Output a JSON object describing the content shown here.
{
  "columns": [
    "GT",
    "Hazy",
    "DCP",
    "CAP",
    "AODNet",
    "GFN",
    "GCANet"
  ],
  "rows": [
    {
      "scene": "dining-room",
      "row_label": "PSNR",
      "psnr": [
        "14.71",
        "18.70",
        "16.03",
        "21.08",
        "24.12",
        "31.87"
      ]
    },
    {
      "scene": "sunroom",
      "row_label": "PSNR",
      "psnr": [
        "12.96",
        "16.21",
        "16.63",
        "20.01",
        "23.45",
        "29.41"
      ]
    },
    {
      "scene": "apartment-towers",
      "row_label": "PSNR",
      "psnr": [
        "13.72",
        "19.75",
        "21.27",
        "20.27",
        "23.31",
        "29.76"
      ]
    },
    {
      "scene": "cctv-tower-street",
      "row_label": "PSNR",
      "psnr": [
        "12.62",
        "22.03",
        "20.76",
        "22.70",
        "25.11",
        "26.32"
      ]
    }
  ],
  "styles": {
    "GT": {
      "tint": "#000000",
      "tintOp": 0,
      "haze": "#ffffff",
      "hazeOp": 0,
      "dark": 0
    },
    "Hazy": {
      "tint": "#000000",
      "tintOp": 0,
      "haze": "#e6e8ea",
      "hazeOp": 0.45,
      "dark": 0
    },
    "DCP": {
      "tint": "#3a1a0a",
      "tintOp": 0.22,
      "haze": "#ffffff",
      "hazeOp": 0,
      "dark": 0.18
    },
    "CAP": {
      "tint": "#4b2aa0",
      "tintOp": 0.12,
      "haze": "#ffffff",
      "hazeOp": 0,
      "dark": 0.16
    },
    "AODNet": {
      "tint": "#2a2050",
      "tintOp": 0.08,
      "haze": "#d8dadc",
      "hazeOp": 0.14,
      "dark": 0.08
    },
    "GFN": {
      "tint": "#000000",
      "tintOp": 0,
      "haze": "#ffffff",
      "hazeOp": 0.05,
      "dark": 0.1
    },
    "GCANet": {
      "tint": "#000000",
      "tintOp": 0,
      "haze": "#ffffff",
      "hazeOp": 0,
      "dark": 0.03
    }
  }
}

AIM — Each line of the listing above should be output exactly.

RESULT OF THIS EXERCISE —
Output a JSON object describing the content shown here.
{
  "columns": [
    "GT",
    "Hazy",
    "DCP",
    "CAP",
    "AODNet",
    "GFN",
    "GCANet"
  ],
  "rows": [
    {
      "scene": "dining-room",
      "row_label": "PSNR",
      "psnr": [
        "14.71",
        "18.70",
        "16.03",
        "21.08",
        "24.12",
        "31.87"
      ]
    },
    {
      "scene": "sunroom",
      "row_label": "PSNR",
      "psnr": [
        "12.96",
        "16.21",
        "16.63",
        "20.01",
        "23.45",
        "29.41"
      ]
    },
    {
      "scene": "apartment-towers",
      "row_label": "PSNR",
      "psnr": [
        "13.72",
        "19.75",
        "21.27",
        "20.27",
        "23.31",
        "29.76"
      ]
    },
    {
      "scene": "cctv-tower-street",
      "row_label": "PSNR",
      "psnr": [
        "12.62",
        "22.03",
        "20.76",
        "22.70",
        "25.11",
        "26.32"
      ]
    }
  ],
  "styles": {
    "GT": {
      "tint": "#000000",
      "tintOp": 0,
      "haze": "#ffffff",
      "hazeOp": 0,
      "dark": 0
    },
    "Hazy": {
      "tint": "#000000",
      "tintOp": 0,
      "haze": "#e6e8ea",
      "hazeOp": 0.45,
      "dark": 0
    },
    "DCP": {
      "tint": "#3a1a0a",
      "tintOp": 0.22,
      "haze": "#ffffff",
      "hazeOp": 0,
      "dark": 0.18
    },
    "CAP": {
      "tint": "#4b2aa0",
      "tintOp": 0.12,
      "haze": "#ffffff",
      "hazeOp": 0,
      "dark": 0.16
    },
    "AODNet": {
      "tint": "#2a2050",
      "tintOp": 0.08,
      "haze": "#d8dadc",
      "hazeOp": 0.14,
      "dark": 0.08
    },
    "GFN": {
      "tint": "#000000",
      "tintOp": 0,
      "haze": "#ffffff",
      "hazeOp": 0.05,
      "dark": 0.1
    },
    "GCANet": {
      "tint": "#000000",
      "tintOp": 0,
      "haze": "#ffffff",
      "hazeOp": 0,
      "dark": 0.03
    }
  }
}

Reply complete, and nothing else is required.